From the line containing "Decode this image" through the last line of the material, copy every line exactly, both ends inclusive; do not copy pictures.
— Begin —
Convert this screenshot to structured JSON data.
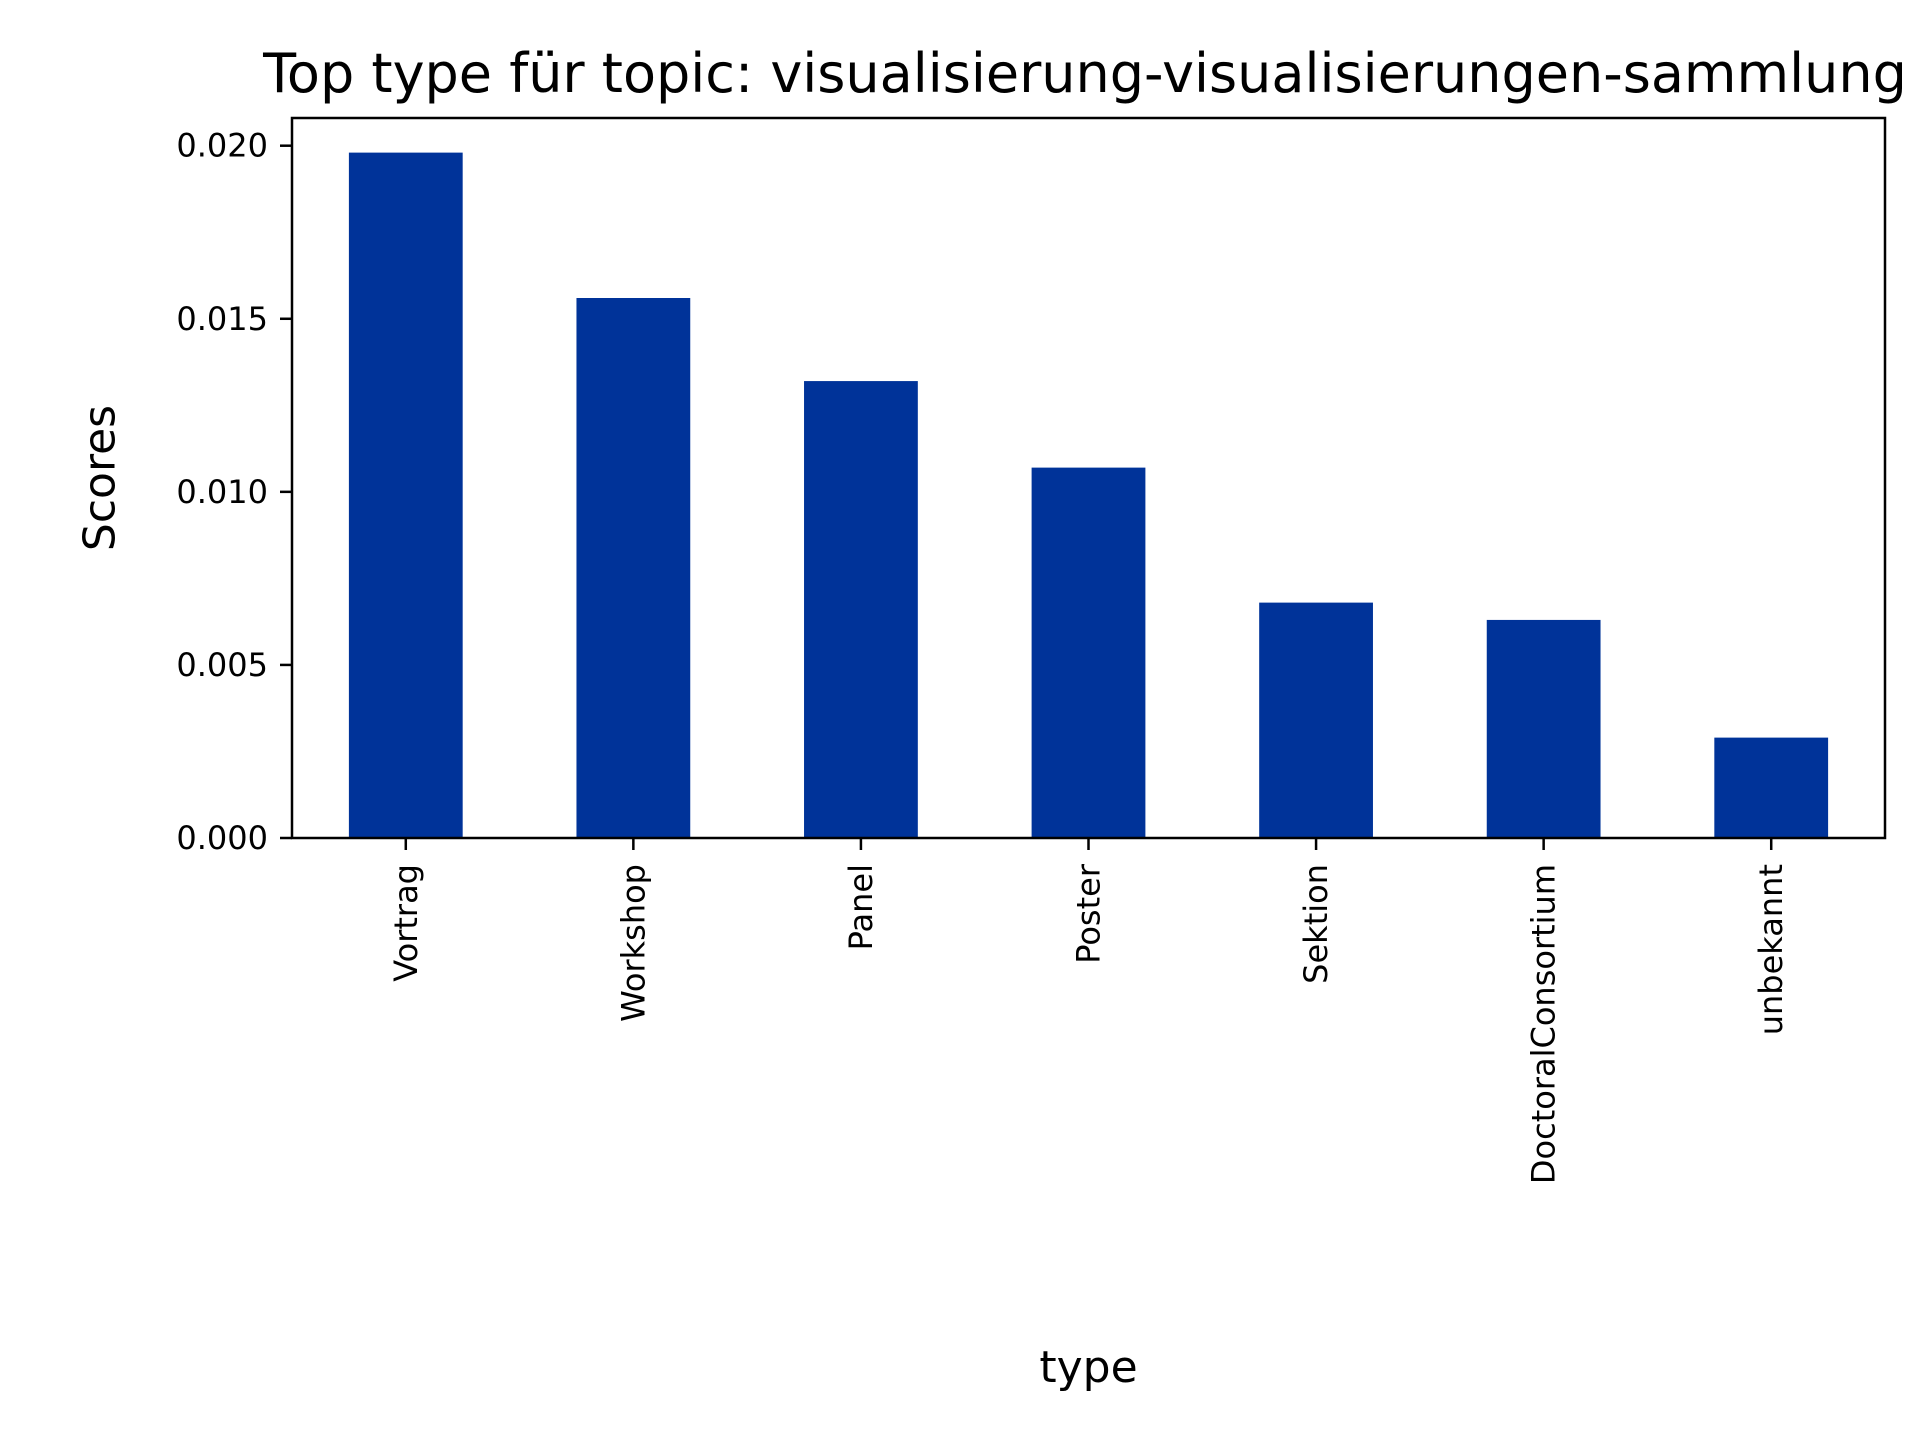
{
  "chart_data": {
    "type": "bar",
    "title": "Top type für topic: visualisierung-visualisierungen-sammlung",
    "xlabel": "type",
    "ylabel": "Scores",
    "categories": [
      "Vortrag",
      "Workshop",
      "Panel",
      "Poster",
      "Sektion",
      "DoctoralConsortium",
      "unbekannt"
    ],
    "values": [
      0.0198,
      0.0156,
      0.0132,
      0.0107,
      0.0068,
      0.0063,
      0.0029
    ],
    "ylim": [
      0,
      0.0208
    ],
    "yticks": [
      0.0,
      0.005,
      0.01,
      0.015,
      0.02
    ],
    "ytick_labels": [
      "0.000",
      "0.005",
      "0.010",
      "0.015",
      "0.020"
    ],
    "bar_color": "#003399",
    "grid": false,
    "legend": "none"
  }
}
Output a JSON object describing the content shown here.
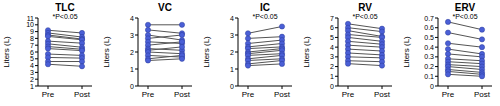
{
  "chart_data": [
    {
      "type": "line",
      "title": "TLC",
      "y_label": "Liters (L)",
      "annotation": "*P<0.05",
      "categories": [
        "Pre",
        "Post"
      ],
      "ylim": [
        1,
        11
      ],
      "yticks": [
        1,
        2,
        3,
        4,
        5,
        6,
        7,
        8,
        9,
        10,
        11
      ],
      "color": "#4a5fd6",
      "marker": "circle",
      "series": [
        {
          "values": [
            9.2,
            8.8
          ]
        },
        {
          "values": [
            8.8,
            8.2
          ]
        },
        {
          "values": [
            8.5,
            7.9
          ]
        },
        {
          "values": [
            8.3,
            7.8
          ]
        },
        {
          "values": [
            7.6,
            7.3
          ]
        },
        {
          "values": [
            7.2,
            6.7
          ]
        },
        {
          "values": [
            6.8,
            6.4
          ]
        },
        {
          "values": [
            6.5,
            6.2
          ]
        },
        {
          "values": [
            5.7,
            5.5
          ]
        },
        {
          "values": [
            5.2,
            5.1
          ]
        },
        {
          "values": [
            4.6,
            4.6
          ]
        },
        {
          "values": [
            4.2,
            3.9
          ]
        }
      ]
    },
    {
      "type": "line",
      "title": "VC",
      "y_label": "Liters (L)",
      "categories": [
        "Pre",
        "Post"
      ],
      "ylim": [
        0,
        4
      ],
      "yticks": [
        0,
        1,
        2,
        3,
        4
      ],
      "color": "#4a5fd6",
      "marker": "circle",
      "series": [
        {
          "values": [
            3.6,
            3.6
          ]
        },
        {
          "values": [
            3.3,
            3.1
          ]
        },
        {
          "values": [
            3.0,
            2.7
          ]
        },
        {
          "values": [
            2.8,
            3.0
          ]
        },
        {
          "values": [
            2.6,
            2.5
          ]
        },
        {
          "values": [
            2.4,
            2.6
          ]
        },
        {
          "values": [
            2.2,
            2.1
          ]
        },
        {
          "values": [
            2.1,
            2.3
          ]
        },
        {
          "values": [
            2.0,
            1.9
          ]
        },
        {
          "values": [
            1.8,
            1.7
          ]
        },
        {
          "values": [
            1.6,
            1.8
          ]
        },
        {
          "values": [
            1.5,
            1.6
          ]
        }
      ]
    },
    {
      "type": "line",
      "title": "IC",
      "y_label": "Liters (L)",
      "annotation": "*P<0.05",
      "categories": [
        "Pre",
        "Post"
      ],
      "ylim": [
        0,
        4
      ],
      "yticks": [
        0,
        1,
        2,
        3,
        4
      ],
      "color": "#4a5fd6",
      "marker": "circle",
      "series": [
        {
          "values": [
            3.1,
            3.5
          ]
        },
        {
          "values": [
            2.8,
            2.9
          ]
        },
        {
          "values": [
            2.5,
            2.7
          ]
        },
        {
          "values": [
            2.3,
            2.5
          ]
        },
        {
          "values": [
            2.2,
            2.3
          ]
        },
        {
          "values": [
            2.0,
            2.2
          ]
        },
        {
          "values": [
            1.9,
            2.1
          ]
        },
        {
          "values": [
            1.8,
            1.9
          ]
        },
        {
          "values": [
            1.6,
            1.8
          ]
        },
        {
          "values": [
            1.5,
            1.6
          ]
        },
        {
          "values": [
            1.3,
            1.5
          ]
        },
        {
          "values": [
            1.2,
            1.3
          ]
        }
      ]
    },
    {
      "type": "line",
      "title": "RV",
      "y_label": "Liters (L)",
      "annotation": "*P<0.05",
      "categories": [
        "Pre",
        "Post"
      ],
      "ylim": [
        0,
        7
      ],
      "yticks": [
        0,
        1,
        2,
        3,
        4,
        5,
        6,
        7
      ],
      "color": "#4a5fd6",
      "marker": "circle",
      "series": [
        {
          "values": [
            6.4,
            5.9
          ]
        },
        {
          "values": [
            6.0,
            5.6
          ]
        },
        {
          "values": [
            5.7,
            5.1
          ]
        },
        {
          "values": [
            5.3,
            5.0
          ]
        },
        {
          "values": [
            5.0,
            4.6
          ]
        },
        {
          "values": [
            4.6,
            4.3
          ]
        },
        {
          "values": [
            4.2,
            4.0
          ]
        },
        {
          "values": [
            3.8,
            3.6
          ]
        },
        {
          "values": [
            3.4,
            3.2
          ]
        },
        {
          "values": [
            3.0,
            2.9
          ]
        },
        {
          "values": [
            2.6,
            2.5
          ]
        },
        {
          "values": [
            2.3,
            2.1
          ]
        }
      ]
    },
    {
      "type": "line",
      "title": "ERV",
      "y_label": "Liters (L)",
      "annotation": "*P<0.05",
      "categories": [
        "Pre",
        "Post"
      ],
      "ylim": [
        0,
        0.7
      ],
      "yticks": [
        0,
        0.1,
        0.2,
        0.3,
        0.4,
        0.5,
        0.6,
        0.7
      ],
      "color": "#4a5fd6",
      "marker": "circle",
      "series": [
        {
          "values": [
            0.66,
            0.58
          ]
        },
        {
          "values": [
            0.55,
            0.48
          ]
        },
        {
          "values": [
            0.44,
            0.4
          ]
        },
        {
          "values": [
            0.38,
            0.33
          ]
        },
        {
          "values": [
            0.33,
            0.3
          ]
        },
        {
          "values": [
            0.28,
            0.26
          ]
        },
        {
          "values": [
            0.25,
            0.23
          ]
        },
        {
          "values": [
            0.22,
            0.2
          ]
        },
        {
          "values": [
            0.2,
            0.17
          ]
        },
        {
          "values": [
            0.17,
            0.14
          ]
        },
        {
          "values": [
            0.15,
            0.12
          ]
        },
        {
          "values": [
            0.12,
            0.1
          ]
        }
      ]
    }
  ]
}
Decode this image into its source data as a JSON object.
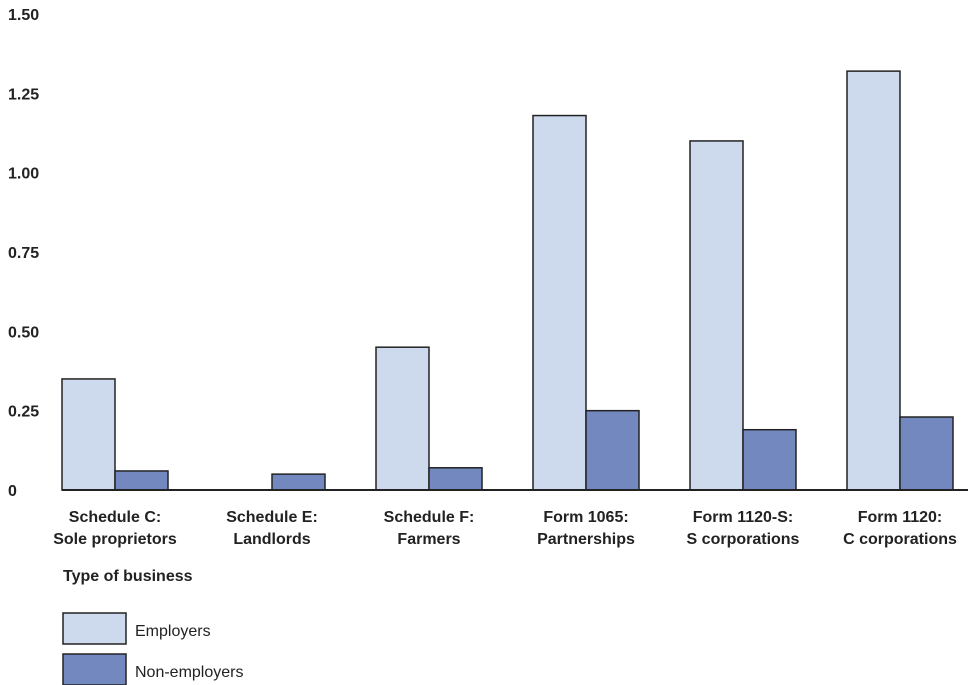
{
  "chart_data": {
    "type": "bar",
    "categories": [
      [
        "Schedule C:",
        "Sole proprietors"
      ],
      [
        "Schedule E:",
        "Landlords"
      ],
      [
        "Schedule F:",
        "Farmers"
      ],
      [
        "Form 1065:",
        "Partnerships"
      ],
      [
        "Form 1120-S:",
        "S corporations"
      ],
      [
        "Form 1120:",
        "C corporations"
      ]
    ],
    "series": [
      {
        "name": "Employers",
        "values": [
          0.35,
          0,
          0.45,
          1.18,
          1.1,
          1.32
        ],
        "color": "#cdd9ec"
      },
      {
        "name": "Non-employers",
        "values": [
          0.06,
          0.05,
          0.07,
          0.25,
          0.19,
          0.23
        ],
        "color": "#7388bf"
      }
    ],
    "y_ticks": [
      {
        "value": 0,
        "label": "0"
      },
      {
        "value": 0.25,
        "label": "0.25"
      },
      {
        "value": 0.5,
        "label": "0.50"
      },
      {
        "value": 0.75,
        "label": "0.75"
      },
      {
        "value": 1.0,
        "label": "1.00"
      },
      {
        "value": 1.25,
        "label": "1.25"
      },
      {
        "value": 1.5,
        "label": "1.50"
      }
    ],
    "title": "",
    "xlabel": "Type of business",
    "ylabel": "",
    "ylim": [
      0,
      1.5
    ],
    "grid": false,
    "legend_position": "bottom-left"
  }
}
— End —
◆ **Solution**
Decode this image into its source data as a JSON object.
{
  "chart_data": {
    "type": "bar",
    "categories": [
      [
        "Schedule C:",
        "Sole proprietors"
      ],
      [
        "Schedule E:",
        "Landlords"
      ],
      [
        "Schedule F:",
        "Farmers"
      ],
      [
        "Form 1065:",
        "Partnerships"
      ],
      [
        "Form 1120-S:",
        "S corporations"
      ],
      [
        "Form 1120:",
        "C corporations"
      ]
    ],
    "series": [
      {
        "name": "Employers",
        "values": [
          0.35,
          0,
          0.45,
          1.18,
          1.1,
          1.32
        ],
        "color": "#cdd9ec"
      },
      {
        "name": "Non-employers",
        "values": [
          0.06,
          0.05,
          0.07,
          0.25,
          0.19,
          0.23
        ],
        "color": "#7388bf"
      }
    ],
    "y_ticks": [
      {
        "value": 0,
        "label": "0"
      },
      {
        "value": 0.25,
        "label": "0.25"
      },
      {
        "value": 0.5,
        "label": "0.50"
      },
      {
        "value": 0.75,
        "label": "0.75"
      },
      {
        "value": 1.0,
        "label": "1.00"
      },
      {
        "value": 1.25,
        "label": "1.25"
      },
      {
        "value": 1.5,
        "label": "1.50"
      }
    ],
    "title": "",
    "xlabel": "Type of business",
    "ylabel": "",
    "ylim": [
      0,
      1.5
    ],
    "grid": false,
    "legend_position": "bottom-left"
  }
}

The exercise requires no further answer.